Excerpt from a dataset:
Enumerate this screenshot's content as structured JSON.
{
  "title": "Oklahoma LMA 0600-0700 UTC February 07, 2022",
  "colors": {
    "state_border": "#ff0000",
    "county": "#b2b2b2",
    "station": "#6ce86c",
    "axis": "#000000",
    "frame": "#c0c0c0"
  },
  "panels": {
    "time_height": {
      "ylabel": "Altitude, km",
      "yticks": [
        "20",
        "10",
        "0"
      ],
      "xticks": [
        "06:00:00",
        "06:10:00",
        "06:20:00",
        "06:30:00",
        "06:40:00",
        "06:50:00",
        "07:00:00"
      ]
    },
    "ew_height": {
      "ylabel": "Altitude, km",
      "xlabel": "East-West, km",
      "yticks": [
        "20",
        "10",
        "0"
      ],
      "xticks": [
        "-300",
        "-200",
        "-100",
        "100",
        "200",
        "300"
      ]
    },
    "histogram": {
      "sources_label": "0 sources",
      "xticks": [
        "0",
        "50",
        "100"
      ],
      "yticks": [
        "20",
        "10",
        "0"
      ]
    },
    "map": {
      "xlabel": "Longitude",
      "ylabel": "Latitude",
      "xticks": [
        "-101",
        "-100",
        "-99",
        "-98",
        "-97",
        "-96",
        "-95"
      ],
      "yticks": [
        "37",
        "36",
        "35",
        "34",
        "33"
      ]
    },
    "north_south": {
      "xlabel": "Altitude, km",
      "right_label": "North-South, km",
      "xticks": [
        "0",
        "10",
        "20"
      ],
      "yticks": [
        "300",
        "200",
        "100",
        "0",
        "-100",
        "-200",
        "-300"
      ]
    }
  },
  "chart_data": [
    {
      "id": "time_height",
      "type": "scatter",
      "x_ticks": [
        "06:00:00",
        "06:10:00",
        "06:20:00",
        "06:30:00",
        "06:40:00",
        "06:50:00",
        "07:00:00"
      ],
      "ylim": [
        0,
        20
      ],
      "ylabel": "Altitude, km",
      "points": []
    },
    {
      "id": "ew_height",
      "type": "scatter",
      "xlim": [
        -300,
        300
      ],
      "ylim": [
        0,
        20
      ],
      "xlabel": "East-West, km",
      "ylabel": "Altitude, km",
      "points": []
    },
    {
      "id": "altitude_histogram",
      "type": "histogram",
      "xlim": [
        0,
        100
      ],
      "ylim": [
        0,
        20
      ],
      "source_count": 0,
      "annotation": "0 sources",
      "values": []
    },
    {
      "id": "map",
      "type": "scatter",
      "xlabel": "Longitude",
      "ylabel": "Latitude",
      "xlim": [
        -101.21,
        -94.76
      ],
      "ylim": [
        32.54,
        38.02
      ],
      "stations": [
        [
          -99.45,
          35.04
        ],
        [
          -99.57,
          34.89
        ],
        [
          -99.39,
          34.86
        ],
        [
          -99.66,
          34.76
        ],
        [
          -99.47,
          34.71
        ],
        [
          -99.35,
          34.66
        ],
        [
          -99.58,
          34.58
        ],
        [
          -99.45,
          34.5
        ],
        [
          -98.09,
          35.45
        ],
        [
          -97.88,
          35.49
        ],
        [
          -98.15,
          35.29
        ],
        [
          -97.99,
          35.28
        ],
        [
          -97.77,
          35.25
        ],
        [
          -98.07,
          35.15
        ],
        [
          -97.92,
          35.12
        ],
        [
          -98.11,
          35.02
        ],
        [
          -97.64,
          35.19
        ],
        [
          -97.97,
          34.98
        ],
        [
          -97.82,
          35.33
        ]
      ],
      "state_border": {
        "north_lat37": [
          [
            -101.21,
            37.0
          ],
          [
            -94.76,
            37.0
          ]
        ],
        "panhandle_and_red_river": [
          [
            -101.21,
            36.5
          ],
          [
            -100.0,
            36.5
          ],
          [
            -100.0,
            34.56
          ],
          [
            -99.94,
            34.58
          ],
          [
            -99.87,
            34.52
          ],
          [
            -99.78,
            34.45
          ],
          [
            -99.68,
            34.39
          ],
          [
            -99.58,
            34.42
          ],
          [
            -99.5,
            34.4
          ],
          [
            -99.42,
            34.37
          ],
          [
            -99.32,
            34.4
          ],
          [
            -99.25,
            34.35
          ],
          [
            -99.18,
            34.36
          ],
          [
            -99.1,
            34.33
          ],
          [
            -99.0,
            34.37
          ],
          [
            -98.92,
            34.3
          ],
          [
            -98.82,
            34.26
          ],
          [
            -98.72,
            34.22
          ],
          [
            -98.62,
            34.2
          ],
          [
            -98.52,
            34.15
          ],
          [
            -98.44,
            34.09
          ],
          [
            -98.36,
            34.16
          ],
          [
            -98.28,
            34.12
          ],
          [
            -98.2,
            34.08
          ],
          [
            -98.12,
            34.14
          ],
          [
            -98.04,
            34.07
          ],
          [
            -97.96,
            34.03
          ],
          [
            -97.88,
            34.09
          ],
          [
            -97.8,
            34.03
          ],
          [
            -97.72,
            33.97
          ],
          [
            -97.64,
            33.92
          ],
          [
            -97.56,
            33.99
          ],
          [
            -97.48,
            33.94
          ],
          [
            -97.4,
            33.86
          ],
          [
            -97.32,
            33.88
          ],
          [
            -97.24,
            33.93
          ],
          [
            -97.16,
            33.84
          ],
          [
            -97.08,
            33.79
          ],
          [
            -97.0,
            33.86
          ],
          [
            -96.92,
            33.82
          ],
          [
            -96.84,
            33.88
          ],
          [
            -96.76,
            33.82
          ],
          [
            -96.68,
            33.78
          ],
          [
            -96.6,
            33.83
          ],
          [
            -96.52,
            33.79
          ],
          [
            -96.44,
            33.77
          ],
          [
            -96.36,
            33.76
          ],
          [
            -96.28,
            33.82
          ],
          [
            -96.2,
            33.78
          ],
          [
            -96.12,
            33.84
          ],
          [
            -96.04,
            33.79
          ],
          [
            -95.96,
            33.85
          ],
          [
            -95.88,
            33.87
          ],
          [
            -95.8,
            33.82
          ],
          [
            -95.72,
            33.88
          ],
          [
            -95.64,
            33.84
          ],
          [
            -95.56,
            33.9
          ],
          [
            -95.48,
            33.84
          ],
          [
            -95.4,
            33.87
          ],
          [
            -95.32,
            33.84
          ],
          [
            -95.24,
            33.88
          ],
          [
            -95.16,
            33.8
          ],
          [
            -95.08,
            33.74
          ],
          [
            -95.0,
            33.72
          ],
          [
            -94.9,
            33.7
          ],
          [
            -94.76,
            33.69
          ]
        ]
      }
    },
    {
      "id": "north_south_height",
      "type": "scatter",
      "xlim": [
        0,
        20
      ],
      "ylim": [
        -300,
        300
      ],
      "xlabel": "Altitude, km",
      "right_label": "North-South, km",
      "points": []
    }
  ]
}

--

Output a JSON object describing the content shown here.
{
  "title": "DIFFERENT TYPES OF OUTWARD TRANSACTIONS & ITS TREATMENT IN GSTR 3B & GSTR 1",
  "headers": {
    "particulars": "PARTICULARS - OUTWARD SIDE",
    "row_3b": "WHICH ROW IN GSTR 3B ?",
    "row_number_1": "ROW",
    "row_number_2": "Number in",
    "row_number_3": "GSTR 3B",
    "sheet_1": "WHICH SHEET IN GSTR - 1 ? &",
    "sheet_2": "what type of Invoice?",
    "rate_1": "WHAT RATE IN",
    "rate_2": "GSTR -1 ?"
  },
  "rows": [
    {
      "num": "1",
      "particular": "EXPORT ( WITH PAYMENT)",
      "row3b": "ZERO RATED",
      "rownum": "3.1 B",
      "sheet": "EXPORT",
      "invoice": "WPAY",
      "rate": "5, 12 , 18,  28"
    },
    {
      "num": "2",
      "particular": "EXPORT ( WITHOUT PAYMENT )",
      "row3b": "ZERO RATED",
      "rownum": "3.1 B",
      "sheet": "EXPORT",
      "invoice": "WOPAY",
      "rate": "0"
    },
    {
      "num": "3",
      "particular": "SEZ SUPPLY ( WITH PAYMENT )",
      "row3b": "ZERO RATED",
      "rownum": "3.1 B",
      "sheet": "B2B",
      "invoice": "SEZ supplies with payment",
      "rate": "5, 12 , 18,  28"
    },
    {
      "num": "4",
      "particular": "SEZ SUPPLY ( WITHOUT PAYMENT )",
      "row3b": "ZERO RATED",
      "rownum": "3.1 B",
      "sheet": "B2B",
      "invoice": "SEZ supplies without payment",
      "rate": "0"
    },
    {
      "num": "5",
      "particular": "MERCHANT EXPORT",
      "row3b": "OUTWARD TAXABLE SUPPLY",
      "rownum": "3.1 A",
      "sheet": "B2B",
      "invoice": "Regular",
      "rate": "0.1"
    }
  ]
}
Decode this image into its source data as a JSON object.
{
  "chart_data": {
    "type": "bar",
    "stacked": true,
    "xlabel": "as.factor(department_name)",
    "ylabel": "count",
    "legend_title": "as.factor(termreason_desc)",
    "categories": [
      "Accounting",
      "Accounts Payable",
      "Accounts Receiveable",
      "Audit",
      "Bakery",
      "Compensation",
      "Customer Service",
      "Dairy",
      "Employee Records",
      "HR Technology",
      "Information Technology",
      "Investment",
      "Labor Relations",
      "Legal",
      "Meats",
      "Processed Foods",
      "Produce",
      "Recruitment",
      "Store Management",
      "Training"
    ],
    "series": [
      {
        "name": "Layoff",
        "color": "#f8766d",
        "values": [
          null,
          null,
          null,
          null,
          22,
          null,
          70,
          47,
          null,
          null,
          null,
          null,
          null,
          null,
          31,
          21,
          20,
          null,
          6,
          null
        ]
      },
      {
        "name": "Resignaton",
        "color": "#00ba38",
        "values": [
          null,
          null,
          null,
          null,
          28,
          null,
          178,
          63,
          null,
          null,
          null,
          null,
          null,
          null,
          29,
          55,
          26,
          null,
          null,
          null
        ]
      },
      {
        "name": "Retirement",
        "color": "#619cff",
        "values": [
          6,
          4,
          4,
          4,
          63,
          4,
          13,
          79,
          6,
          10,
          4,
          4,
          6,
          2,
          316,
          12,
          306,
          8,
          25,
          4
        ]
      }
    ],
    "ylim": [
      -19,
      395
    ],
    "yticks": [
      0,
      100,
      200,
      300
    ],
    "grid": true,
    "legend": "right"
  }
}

STATED TASK: Search the data above for the string "factor" and return every line that has it.

EXERCISE RESPONSE:
    "xlabel": "as.factor(department_name)",
    "legend_title": "as.factor(termreason_desc)",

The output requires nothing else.